DATA EXCERPTS:
────

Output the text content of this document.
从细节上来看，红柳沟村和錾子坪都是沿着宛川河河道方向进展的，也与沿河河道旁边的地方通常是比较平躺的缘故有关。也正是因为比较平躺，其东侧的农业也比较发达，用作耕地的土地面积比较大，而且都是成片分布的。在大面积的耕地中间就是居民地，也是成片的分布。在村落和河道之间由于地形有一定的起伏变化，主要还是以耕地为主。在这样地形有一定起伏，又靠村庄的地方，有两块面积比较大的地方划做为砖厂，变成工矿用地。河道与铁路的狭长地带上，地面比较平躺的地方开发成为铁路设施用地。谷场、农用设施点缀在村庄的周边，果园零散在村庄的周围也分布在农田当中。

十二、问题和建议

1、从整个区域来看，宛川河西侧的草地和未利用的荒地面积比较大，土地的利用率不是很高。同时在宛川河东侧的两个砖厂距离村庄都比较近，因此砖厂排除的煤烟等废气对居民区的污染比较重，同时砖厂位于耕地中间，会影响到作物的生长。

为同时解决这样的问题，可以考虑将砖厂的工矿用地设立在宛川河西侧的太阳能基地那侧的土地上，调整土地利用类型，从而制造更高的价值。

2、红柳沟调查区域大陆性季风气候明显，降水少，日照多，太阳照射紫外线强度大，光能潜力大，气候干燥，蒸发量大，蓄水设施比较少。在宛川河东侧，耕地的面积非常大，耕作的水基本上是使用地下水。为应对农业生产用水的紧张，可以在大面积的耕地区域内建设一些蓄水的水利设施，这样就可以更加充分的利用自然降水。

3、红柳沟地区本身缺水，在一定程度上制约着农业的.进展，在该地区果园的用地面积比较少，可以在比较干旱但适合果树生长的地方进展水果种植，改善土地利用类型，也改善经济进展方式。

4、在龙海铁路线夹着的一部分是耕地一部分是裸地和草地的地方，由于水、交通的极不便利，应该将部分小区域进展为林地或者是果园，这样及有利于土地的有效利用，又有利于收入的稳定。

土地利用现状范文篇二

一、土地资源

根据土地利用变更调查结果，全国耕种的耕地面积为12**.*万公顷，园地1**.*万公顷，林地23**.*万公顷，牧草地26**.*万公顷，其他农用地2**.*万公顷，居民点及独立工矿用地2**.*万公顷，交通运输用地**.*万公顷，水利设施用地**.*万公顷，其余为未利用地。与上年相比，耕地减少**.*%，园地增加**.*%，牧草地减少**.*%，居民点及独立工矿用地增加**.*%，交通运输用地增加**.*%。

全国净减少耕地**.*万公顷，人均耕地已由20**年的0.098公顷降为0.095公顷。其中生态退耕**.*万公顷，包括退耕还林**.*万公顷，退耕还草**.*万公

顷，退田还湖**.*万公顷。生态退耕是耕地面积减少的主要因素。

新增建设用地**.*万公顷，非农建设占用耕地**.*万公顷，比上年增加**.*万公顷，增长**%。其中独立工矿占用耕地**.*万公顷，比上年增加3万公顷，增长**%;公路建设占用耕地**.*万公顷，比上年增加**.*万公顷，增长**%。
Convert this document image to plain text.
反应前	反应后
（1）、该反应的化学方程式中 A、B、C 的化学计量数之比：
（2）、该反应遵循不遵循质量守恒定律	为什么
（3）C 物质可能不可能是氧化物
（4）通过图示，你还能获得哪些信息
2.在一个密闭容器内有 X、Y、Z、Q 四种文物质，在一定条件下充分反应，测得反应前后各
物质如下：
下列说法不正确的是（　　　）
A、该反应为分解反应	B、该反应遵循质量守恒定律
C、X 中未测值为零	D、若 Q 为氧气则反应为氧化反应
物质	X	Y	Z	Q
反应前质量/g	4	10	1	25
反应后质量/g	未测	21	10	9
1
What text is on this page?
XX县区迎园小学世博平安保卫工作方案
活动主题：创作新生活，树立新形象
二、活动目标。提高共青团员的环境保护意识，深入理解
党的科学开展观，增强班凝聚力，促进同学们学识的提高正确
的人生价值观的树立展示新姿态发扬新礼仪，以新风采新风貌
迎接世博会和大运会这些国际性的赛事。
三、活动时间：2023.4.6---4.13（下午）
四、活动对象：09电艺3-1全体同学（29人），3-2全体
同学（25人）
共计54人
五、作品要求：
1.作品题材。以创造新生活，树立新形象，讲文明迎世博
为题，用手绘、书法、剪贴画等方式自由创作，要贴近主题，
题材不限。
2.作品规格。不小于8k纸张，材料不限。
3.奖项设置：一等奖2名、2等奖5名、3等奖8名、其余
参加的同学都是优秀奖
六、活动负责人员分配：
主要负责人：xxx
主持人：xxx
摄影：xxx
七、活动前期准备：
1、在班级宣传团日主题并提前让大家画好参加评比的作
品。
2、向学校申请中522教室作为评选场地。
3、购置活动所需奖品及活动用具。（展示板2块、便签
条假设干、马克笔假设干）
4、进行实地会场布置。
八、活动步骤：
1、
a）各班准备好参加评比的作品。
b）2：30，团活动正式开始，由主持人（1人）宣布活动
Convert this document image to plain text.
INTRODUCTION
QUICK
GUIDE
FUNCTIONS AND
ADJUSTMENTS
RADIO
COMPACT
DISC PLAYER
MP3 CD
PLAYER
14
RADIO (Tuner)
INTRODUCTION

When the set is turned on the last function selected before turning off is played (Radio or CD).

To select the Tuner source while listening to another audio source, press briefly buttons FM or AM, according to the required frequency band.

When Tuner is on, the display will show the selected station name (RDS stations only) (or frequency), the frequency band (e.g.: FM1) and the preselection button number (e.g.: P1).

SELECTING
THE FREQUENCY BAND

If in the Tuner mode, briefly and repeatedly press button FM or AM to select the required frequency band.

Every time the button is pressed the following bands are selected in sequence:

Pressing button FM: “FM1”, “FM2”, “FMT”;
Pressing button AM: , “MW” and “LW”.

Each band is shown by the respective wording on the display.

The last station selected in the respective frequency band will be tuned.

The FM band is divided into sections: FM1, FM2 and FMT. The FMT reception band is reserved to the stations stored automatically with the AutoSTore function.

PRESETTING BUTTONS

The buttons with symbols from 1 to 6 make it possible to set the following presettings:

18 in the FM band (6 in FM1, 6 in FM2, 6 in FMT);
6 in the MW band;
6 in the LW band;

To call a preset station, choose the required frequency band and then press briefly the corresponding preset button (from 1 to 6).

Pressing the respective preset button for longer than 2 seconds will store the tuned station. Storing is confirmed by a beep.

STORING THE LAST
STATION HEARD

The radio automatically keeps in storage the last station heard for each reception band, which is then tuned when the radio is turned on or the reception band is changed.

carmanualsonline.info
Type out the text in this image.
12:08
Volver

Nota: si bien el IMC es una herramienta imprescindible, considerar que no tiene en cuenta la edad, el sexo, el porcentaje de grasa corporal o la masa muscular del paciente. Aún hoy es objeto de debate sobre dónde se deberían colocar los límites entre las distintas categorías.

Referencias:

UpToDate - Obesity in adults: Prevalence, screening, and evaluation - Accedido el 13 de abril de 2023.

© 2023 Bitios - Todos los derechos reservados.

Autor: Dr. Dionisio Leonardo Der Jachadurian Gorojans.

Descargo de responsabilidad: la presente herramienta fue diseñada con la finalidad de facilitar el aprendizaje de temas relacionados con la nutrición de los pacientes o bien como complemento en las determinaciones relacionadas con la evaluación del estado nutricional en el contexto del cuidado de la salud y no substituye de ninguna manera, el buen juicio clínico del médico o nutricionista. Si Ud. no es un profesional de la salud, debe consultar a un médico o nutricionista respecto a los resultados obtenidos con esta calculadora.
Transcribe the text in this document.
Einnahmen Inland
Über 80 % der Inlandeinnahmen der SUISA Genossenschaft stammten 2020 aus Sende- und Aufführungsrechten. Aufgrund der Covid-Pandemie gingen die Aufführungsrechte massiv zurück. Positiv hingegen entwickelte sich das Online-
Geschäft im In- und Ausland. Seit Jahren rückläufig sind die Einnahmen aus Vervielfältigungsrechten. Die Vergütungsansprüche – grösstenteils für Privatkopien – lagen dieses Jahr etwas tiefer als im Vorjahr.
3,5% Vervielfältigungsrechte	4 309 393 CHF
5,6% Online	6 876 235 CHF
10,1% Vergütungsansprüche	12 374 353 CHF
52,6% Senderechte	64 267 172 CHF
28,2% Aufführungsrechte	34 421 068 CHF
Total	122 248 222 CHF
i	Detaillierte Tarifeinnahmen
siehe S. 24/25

────

WRITTEN REQUEST:
Search the lines above for the string "reception" and copy each line that has it.

RESULT:
The FM band is divided into sections: FM1, FM2 and FMT. The FMT reception band is reserved to the stations stored automatically with the AutoSTore function.
The radio automatically keeps in storage the last station heard for each reception band, which is then tuned when the radio is turned on or the reception band is changed.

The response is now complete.